Exercise instructions. Only the lines holding the string "JSON" are needed. Copy each one.

= = =

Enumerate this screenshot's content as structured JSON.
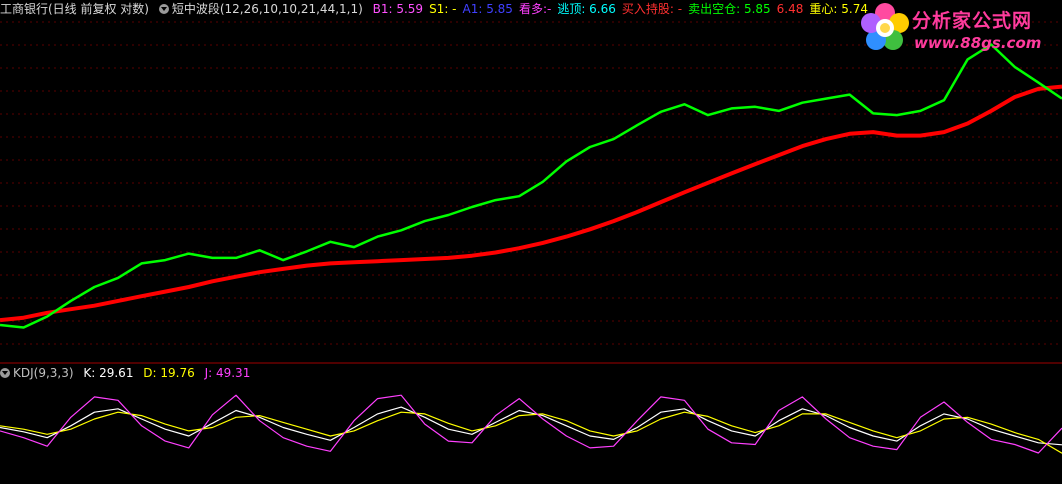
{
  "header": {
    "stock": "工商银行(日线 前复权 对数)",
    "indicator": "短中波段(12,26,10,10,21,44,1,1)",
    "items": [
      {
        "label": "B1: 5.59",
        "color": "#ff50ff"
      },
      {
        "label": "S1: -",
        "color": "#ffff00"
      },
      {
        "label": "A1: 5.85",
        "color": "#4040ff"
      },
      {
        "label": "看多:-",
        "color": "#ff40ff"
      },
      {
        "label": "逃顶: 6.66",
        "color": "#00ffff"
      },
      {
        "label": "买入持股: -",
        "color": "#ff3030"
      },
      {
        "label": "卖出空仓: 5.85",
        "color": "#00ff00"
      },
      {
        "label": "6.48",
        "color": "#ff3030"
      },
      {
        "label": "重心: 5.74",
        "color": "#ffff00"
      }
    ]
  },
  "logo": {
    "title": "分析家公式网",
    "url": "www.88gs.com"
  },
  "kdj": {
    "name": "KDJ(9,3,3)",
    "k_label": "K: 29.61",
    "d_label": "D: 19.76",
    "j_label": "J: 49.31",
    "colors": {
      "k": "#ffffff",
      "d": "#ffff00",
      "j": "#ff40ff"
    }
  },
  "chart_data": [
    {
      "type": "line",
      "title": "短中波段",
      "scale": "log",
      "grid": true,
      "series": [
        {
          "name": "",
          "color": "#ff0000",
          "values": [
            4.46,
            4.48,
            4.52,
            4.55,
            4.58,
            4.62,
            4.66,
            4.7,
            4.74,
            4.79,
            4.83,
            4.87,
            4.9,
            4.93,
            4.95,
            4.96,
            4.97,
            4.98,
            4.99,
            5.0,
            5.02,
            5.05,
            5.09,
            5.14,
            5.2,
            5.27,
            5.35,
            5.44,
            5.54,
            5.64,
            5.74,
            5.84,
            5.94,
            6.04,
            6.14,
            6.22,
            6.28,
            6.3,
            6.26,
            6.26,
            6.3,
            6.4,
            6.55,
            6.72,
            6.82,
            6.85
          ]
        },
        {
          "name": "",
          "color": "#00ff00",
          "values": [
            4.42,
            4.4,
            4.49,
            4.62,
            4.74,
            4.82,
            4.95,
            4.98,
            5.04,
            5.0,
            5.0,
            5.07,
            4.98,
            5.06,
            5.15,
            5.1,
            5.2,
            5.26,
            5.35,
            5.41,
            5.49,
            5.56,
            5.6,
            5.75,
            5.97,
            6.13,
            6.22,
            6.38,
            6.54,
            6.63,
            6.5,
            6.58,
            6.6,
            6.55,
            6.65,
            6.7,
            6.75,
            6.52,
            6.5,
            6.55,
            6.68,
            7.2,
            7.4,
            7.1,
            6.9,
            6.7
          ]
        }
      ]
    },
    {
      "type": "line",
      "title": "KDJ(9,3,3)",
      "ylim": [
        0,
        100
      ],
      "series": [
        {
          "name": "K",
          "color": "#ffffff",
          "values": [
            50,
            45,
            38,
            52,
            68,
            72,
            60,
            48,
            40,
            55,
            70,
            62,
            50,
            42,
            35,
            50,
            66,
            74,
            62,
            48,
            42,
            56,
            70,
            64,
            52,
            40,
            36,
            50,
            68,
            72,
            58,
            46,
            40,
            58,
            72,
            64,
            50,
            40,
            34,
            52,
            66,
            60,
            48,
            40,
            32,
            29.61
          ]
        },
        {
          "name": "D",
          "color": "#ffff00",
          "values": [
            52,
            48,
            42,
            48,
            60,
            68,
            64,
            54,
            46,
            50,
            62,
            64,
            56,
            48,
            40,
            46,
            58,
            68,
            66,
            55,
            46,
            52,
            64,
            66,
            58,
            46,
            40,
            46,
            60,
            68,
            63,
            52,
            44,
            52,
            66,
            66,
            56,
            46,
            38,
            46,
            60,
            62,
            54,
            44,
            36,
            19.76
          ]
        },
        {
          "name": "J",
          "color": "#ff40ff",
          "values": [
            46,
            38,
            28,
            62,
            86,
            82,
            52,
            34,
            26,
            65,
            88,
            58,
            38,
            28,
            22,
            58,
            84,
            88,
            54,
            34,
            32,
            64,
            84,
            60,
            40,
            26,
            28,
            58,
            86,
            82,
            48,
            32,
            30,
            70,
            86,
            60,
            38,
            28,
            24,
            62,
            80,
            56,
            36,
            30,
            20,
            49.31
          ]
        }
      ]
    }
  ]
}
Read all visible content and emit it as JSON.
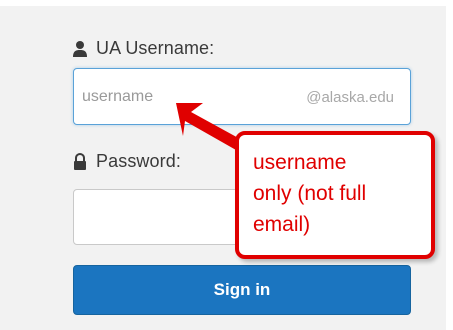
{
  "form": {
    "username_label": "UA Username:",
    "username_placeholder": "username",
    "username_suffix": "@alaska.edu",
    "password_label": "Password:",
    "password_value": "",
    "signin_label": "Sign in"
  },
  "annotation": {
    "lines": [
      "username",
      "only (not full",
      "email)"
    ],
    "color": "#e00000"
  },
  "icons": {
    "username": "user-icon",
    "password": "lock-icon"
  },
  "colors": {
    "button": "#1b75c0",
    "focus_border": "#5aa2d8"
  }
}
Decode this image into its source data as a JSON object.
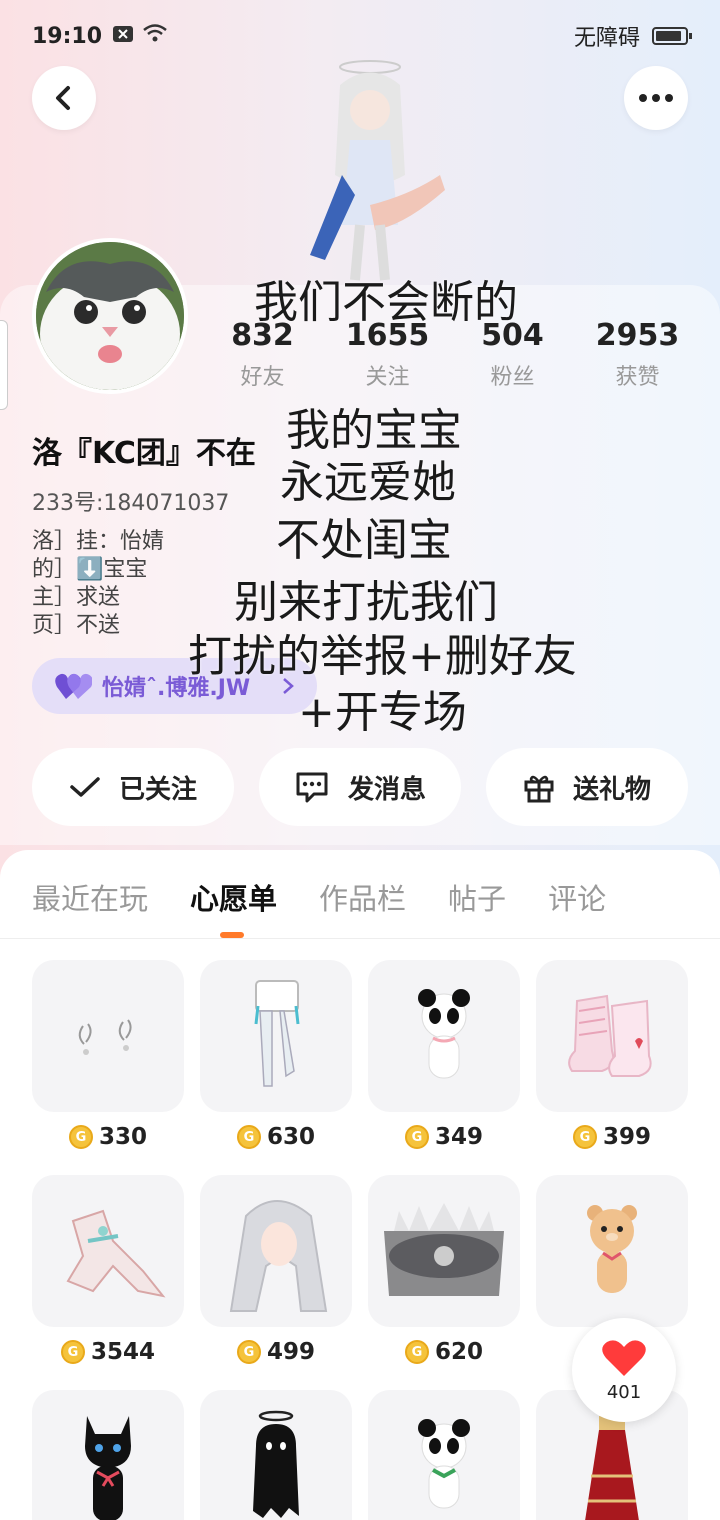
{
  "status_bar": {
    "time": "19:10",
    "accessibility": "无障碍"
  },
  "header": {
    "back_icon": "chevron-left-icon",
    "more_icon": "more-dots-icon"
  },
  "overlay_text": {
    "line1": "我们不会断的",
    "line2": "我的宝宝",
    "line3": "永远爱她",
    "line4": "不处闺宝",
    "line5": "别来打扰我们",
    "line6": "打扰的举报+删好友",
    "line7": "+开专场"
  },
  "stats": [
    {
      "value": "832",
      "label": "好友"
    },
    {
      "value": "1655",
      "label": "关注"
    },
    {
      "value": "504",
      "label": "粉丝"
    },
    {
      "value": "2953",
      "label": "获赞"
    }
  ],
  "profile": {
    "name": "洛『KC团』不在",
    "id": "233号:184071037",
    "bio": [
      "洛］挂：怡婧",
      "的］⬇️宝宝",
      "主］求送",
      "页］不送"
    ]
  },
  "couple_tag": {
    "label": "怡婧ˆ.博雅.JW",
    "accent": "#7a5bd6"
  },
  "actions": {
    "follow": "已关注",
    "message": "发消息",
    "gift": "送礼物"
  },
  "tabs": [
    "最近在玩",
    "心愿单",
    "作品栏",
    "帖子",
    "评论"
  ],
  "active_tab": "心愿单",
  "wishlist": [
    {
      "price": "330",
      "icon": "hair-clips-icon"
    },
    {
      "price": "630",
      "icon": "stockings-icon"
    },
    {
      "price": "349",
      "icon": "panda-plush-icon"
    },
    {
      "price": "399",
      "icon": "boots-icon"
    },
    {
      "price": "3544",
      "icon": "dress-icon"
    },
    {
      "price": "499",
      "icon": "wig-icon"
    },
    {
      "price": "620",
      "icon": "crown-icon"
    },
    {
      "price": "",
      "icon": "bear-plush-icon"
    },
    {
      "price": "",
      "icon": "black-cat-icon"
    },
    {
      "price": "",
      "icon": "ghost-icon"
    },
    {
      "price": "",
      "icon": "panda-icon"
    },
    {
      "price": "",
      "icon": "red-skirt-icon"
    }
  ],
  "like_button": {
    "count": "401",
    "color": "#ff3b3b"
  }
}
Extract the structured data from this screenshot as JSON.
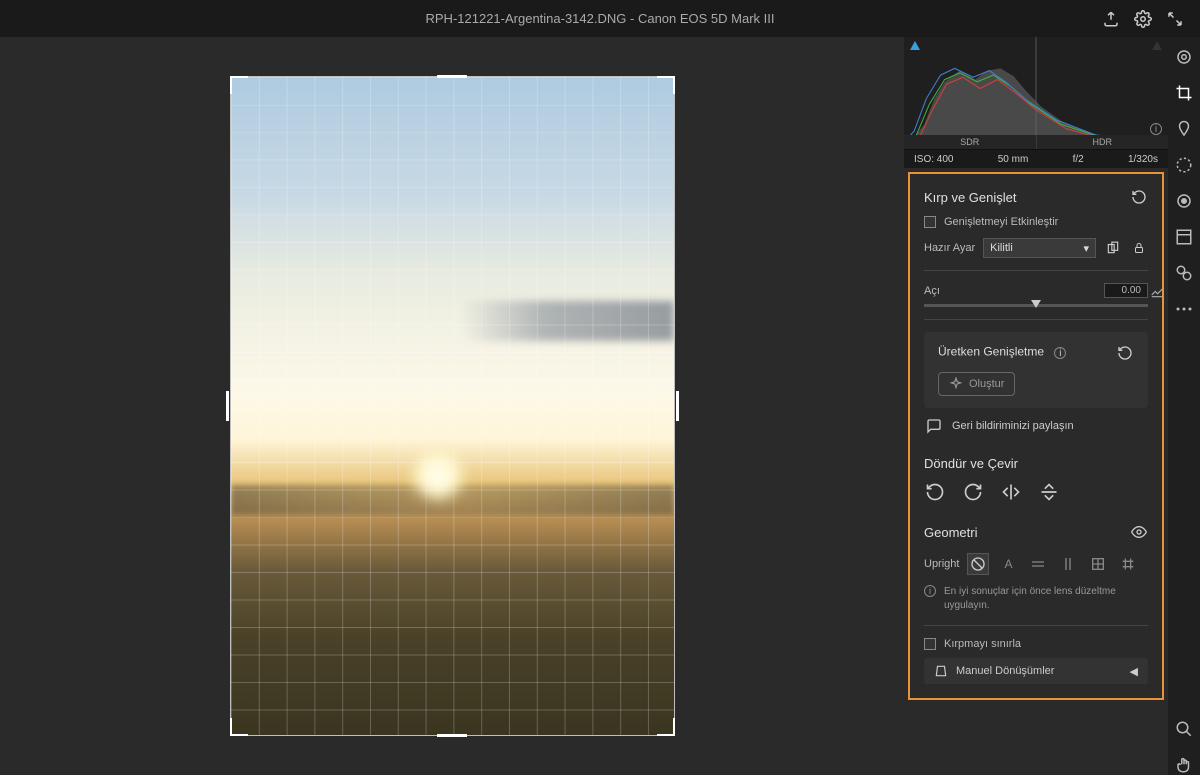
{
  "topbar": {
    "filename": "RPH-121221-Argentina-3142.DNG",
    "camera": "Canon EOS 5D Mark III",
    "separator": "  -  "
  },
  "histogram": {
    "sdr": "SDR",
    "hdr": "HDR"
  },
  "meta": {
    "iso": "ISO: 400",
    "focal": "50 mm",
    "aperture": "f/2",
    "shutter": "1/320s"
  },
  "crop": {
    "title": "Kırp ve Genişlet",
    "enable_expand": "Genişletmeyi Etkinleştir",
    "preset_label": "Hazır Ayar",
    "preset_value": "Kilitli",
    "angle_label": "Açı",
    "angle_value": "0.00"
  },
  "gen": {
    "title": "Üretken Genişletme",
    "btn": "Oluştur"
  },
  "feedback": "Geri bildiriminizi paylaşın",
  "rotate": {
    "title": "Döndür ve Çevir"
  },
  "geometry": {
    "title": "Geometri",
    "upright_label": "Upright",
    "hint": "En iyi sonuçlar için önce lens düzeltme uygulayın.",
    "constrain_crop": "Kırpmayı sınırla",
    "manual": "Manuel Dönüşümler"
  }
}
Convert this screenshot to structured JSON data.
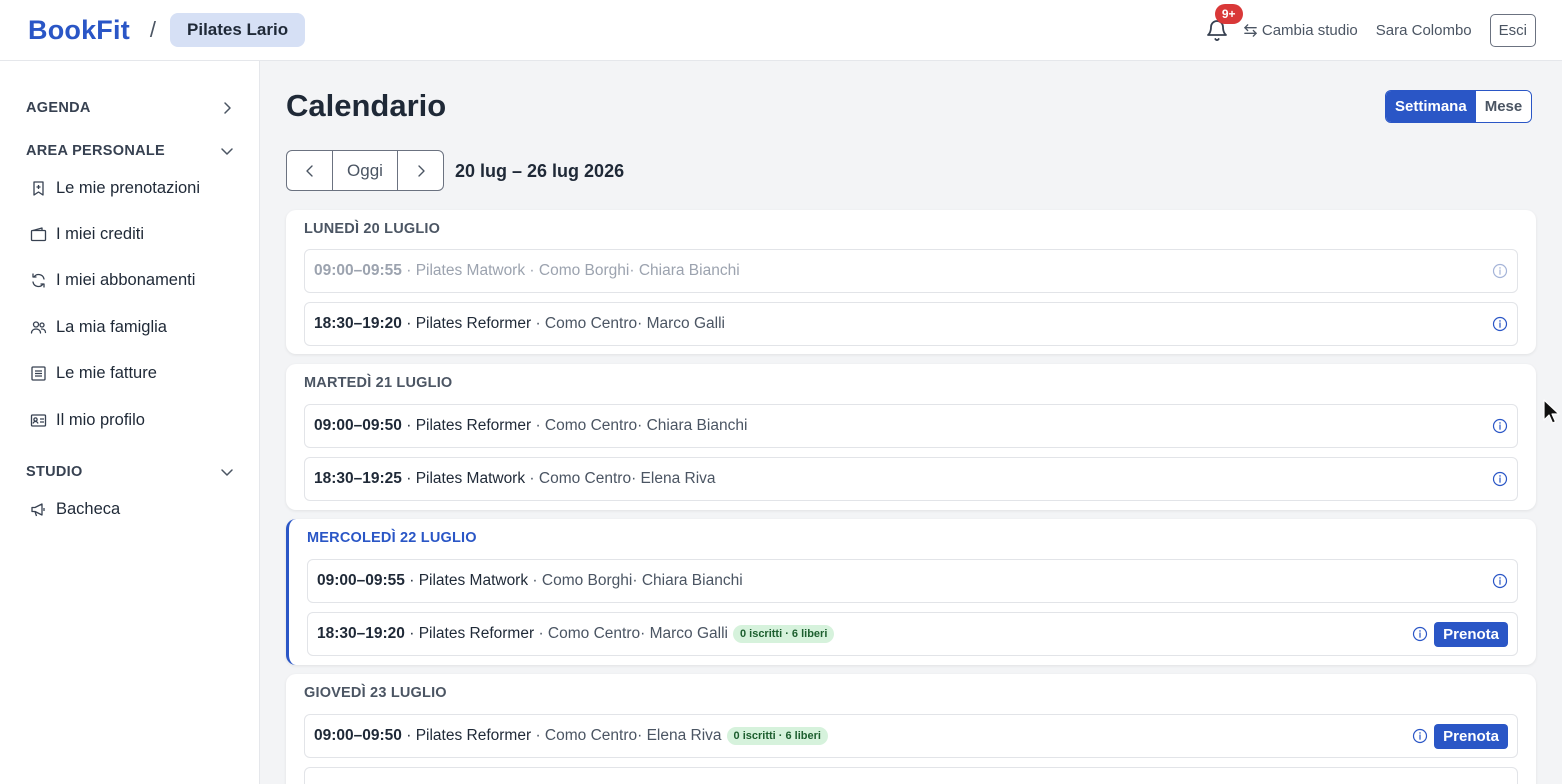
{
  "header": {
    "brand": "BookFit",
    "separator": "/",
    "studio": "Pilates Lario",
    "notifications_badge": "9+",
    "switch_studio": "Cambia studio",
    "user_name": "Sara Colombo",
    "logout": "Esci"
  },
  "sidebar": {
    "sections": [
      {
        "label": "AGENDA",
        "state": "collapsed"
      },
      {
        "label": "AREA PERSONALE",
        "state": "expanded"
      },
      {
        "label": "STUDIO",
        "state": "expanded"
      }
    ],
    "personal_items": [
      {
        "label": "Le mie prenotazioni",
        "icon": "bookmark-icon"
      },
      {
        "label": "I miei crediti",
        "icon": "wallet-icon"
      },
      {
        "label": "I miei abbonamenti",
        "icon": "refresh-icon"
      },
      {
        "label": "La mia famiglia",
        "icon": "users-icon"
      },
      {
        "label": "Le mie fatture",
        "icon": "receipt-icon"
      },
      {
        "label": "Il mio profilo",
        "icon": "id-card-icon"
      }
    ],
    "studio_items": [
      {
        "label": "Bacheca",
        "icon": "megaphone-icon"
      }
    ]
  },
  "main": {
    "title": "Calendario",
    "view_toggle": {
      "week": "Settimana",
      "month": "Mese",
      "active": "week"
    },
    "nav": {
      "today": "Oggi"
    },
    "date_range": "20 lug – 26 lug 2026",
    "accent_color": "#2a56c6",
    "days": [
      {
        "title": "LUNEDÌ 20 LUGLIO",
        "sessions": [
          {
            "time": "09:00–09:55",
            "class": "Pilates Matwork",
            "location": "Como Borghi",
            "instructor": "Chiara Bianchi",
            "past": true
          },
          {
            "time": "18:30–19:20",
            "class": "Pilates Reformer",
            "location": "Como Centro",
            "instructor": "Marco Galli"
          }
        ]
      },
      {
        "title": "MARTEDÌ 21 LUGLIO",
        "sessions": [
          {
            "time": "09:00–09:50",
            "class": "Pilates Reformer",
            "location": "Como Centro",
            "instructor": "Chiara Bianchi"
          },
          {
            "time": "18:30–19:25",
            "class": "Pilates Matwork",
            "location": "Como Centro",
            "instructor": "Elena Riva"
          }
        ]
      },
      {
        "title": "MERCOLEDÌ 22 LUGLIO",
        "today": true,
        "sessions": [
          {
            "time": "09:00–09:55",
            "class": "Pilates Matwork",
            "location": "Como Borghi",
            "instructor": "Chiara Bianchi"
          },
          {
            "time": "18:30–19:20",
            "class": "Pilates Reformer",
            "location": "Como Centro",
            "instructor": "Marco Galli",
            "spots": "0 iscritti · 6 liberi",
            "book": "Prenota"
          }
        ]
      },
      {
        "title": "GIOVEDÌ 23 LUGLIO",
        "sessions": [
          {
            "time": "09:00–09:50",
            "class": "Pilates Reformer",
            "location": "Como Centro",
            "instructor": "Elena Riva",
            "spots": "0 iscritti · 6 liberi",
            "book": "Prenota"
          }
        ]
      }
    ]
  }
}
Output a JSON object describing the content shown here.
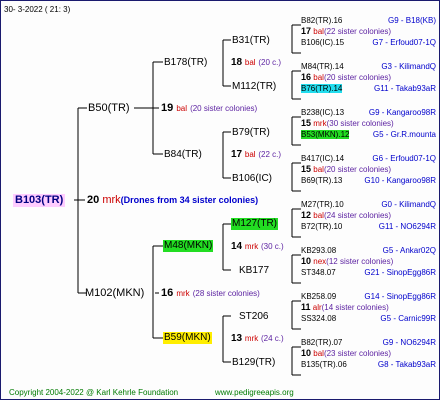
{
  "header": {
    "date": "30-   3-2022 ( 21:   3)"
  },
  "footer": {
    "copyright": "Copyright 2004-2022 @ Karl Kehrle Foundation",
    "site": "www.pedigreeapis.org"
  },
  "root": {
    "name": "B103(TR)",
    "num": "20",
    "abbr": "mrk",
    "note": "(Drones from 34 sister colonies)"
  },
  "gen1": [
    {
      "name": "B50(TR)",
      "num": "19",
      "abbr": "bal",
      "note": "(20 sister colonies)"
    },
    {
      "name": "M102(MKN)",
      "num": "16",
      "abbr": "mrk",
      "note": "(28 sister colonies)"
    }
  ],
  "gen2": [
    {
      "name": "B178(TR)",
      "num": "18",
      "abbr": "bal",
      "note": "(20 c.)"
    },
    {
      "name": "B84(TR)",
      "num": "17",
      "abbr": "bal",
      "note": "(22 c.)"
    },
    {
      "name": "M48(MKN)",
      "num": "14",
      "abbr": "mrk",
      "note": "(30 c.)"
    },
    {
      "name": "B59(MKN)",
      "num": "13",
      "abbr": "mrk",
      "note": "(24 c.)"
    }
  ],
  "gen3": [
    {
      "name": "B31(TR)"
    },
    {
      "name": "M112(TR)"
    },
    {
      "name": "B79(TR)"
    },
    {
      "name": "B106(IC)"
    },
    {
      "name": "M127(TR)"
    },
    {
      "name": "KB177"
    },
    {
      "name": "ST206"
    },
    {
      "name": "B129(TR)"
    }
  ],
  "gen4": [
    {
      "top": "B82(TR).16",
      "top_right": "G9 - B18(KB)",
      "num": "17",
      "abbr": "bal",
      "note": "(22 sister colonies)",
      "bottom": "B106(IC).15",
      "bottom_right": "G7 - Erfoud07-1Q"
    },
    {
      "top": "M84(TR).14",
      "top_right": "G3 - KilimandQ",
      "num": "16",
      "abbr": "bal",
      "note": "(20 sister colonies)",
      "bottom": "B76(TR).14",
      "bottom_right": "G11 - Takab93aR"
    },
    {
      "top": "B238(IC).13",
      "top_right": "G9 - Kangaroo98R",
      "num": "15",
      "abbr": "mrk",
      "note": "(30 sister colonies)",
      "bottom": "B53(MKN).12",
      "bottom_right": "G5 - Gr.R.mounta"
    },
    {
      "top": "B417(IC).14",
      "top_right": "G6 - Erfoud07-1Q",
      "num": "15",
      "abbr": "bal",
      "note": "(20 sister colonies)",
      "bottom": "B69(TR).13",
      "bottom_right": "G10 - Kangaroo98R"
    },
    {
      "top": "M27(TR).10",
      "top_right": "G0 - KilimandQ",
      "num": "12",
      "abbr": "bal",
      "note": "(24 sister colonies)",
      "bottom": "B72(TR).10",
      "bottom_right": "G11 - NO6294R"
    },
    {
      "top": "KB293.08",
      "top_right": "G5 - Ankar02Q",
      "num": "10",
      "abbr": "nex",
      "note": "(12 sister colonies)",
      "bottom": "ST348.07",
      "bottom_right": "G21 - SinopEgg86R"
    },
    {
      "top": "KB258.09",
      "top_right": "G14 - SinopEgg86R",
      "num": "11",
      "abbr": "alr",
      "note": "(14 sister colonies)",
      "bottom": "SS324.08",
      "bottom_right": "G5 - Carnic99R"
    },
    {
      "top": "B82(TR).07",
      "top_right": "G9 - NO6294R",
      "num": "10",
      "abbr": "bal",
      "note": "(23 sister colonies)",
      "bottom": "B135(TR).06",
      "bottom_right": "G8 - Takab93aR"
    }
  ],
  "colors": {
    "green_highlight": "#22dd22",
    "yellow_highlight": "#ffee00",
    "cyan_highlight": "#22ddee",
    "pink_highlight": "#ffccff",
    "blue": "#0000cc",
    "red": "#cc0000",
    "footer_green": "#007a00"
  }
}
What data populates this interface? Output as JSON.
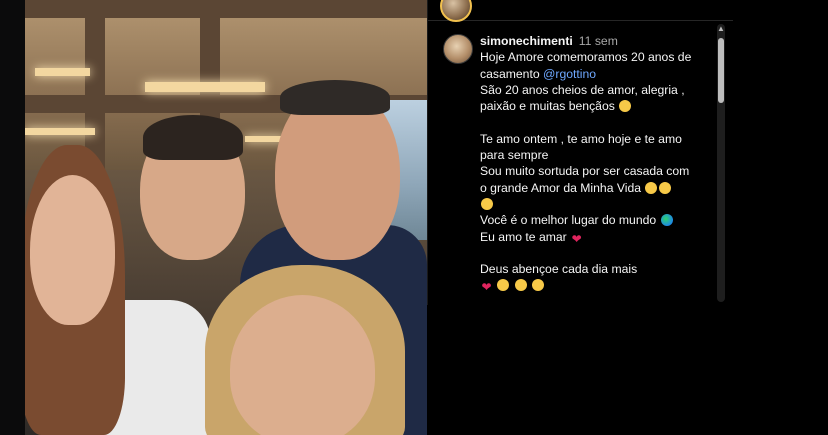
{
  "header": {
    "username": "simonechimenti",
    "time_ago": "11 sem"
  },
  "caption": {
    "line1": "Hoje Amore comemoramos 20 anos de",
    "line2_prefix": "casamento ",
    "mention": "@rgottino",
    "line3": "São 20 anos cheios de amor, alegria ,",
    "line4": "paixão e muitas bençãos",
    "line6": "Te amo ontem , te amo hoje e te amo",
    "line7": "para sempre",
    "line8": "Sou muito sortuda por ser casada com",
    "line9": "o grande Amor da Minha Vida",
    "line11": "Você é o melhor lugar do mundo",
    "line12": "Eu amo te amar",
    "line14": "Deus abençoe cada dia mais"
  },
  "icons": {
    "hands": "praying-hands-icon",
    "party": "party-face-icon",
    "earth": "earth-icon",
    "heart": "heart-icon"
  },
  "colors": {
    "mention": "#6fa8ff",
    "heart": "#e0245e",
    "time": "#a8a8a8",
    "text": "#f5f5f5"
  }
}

= = =

Written solution.
Enumerate this screenshot's content as structured JSON.
Read all visible content and emit it as JSON.
Decode this image into its source data as a JSON object.
Extract the structured data from this screenshot as JSON.
Convert this screenshot to structured JSON data.
Output a JSON object describing the content shown here.
What data populates this interface? Output as JSON.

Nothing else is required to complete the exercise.